### Challenge
Set all the material down again unchanged, without the pictures.

### Input data
::::::::::
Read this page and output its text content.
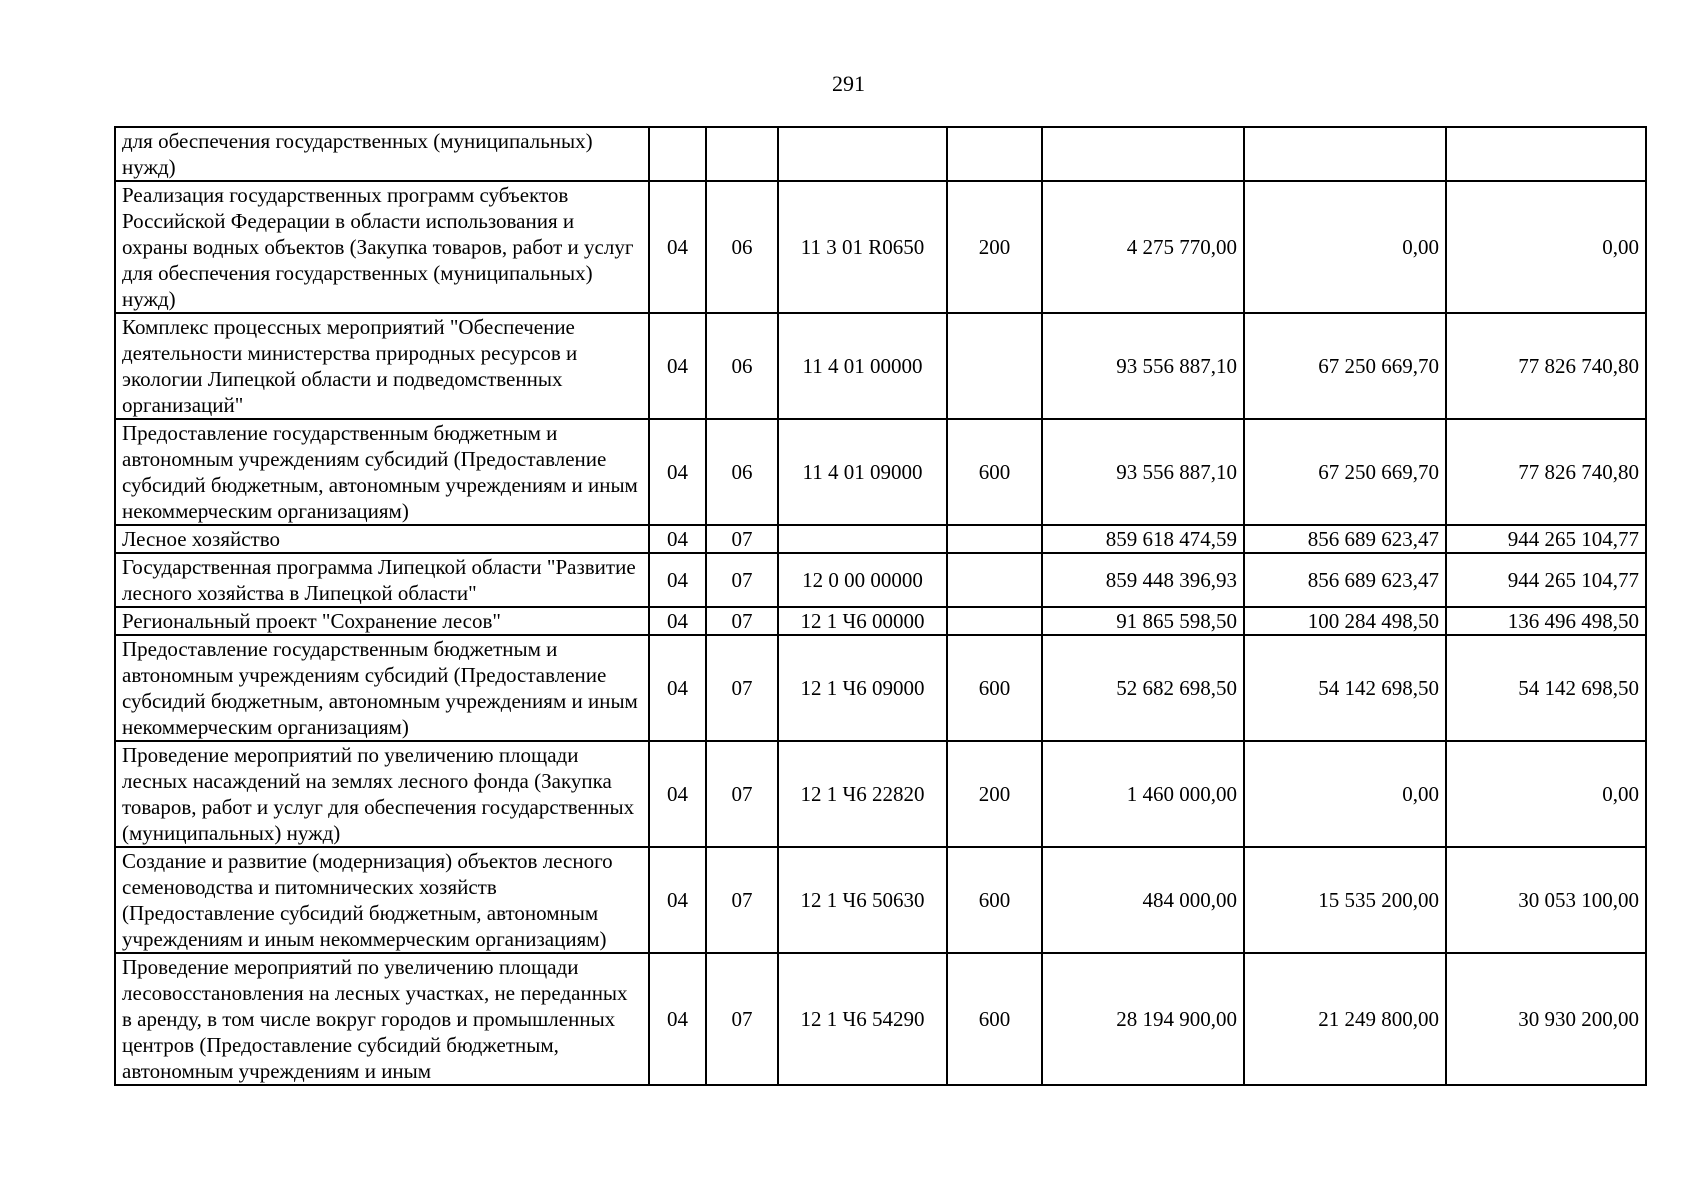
291
для обеспечения государственных (муниципальных) нужд)							
Реализация государственных программ субъектов Российской Федерации в области использования и охраны водных объектов (Закупка товаров, работ и услуг для обеспечения государственных (муниципальных) нужд)	04	06	11 3 01 R0650	200	4 275 770,00	0,00	0,00
Комплекс процессных мероприятий "Обеспечение деятельности министерства природных ресурсов и экологии Липецкой области и подведомственных организаций"	04	06	11 4 01 00000		93 556 887,10	67 250 669,70	77 826 740,80
Предоставление государственным бюджетным и автономным учреждениям субсидий (Предоставление субсидий бюджетным, автономным учреждениям и иным некоммерческим организациям)	04	06	11 4 01 09000	600	93 556 887,10	67 250 669,70	77 826 740,80
Лесное хозяйство	04	07			859 618 474,59	856 689 623,47	944 265 104,77
Государственная программа Липецкой области "Развитие лесного хозяйства в Липецкой области"	04	07	12 0 00 00000		859 448 396,93	856 689 623,47	944 265 104,77
Региональный проект "Сохранение лесов"	04	07	12 1 Ч6 00000		91 865 598,50	100 284 498,50	136 496 498,50
Предоставление государственным бюджетным и автономным учреждениям субсидий (Предоставление субсидий бюджетным, автономным учреждениям и иным некоммерческим организациям)	04	07	12 1 Ч6 09000	600	52 682 698,50	54 142 698,50	54 142 698,50
Проведение мероприятий по увеличению площади лесных насаждений на землях лесного фонда (Закупка товаров, работ и услуг для обеспечения государственных (муниципальных) нужд)	04	07	12 1 Ч6 22820	200	1 460 000,00	0,00	0,00
Создание и развитие (модернизация) объектов лесного семеноводства и питомнических хозяйств (Предоставление субсидий бюджетным, автономным учреждениям и иным некоммерческим организациям)	04	07	12 1 Ч6 50630	600	484 000,00	15 535 200,00	30 053 100,00
Проведение мероприятий по увеличению площади лесовосстановления на лесных участках, не переданных в аренду, в том числе вокруг городов и промышленных центров (Предоставление субсидий бюджетным, автономным учреждениям и иным	04	07	12 1 Ч6 54290	600	28 194 900,00	21 249 800,00	30 930 200,00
::::::::::
### Problem solution
Read this page and output its text content.
291
для обеспечения государственных (муниципальных) нужд)							
Реализация государственных программ субъектов Российской Федерации в области использования и охраны водных объектов (Закупка товаров, работ и услуг для обеспечения государственных (муниципальных) нужд)	04	06	11 3 01 R0650	200	4 275 770,00	0,00	0,00
Комплекс процессных мероприятий "Обеспечение деятельности министерства природных ресурсов и экологии Липецкой области и подведомственных организаций"	04	06	11 4 01 00000		93 556 887,10	67 250 669,70	77 826 740,80
Предоставление государственным бюджетным и автономным учреждениям субсидий (Предоставление субсидий бюджетным, автономным учреждениям и иным некоммерческим организациям)	04	06	11 4 01 09000	600	93 556 887,10	67 250 669,70	77 826 740,80
Лесное хозяйство	04	07			859 618 474,59	856 689 623,47	944 265 104,77
Государственная программа Липецкой области "Развитие лесного хозяйства в Липецкой области"	04	07	12 0 00 00000		859 448 396,93	856 689 623,47	944 265 104,77
Региональный проект "Сохранение лесов"	04	07	12 1 Ч6 00000		91 865 598,50	100 284 498,50	136 496 498,50
Предоставление государственным бюджетным и автономным учреждениям субсидий (Предоставление субсидий бюджетным, автономным учреждениям и иным некоммерческим организациям)	04	07	12 1 Ч6 09000	600	52 682 698,50	54 142 698,50	54 142 698,50
Проведение мероприятий по увеличению площади лесных насаждений на землях лесного фонда (Закупка товаров, работ и услуг для обеспечения государственных (муниципальных) нужд)	04	07	12 1 Ч6 22820	200	1 460 000,00	0,00	0,00
Создание и развитие (модернизация) объектов лесного семеноводства и питомнических хозяйств (Предоставление субсидий бюджетным, автономным учреждениям и иным некоммерческим организациям)	04	07	12 1 Ч6 50630	600	484 000,00	15 535 200,00	30 053 100,00
Проведение мероприятий по увеличению площади лесовосстановления на лесных участках, не переданных в аренду, в том числе вокруг городов и промышленных центров (Предоставление субсидий бюджетным, автономным учреждениям и иным	04	07	12 1 Ч6 54290	600	28 194 900,00	21 249 800,00	30 930 200,00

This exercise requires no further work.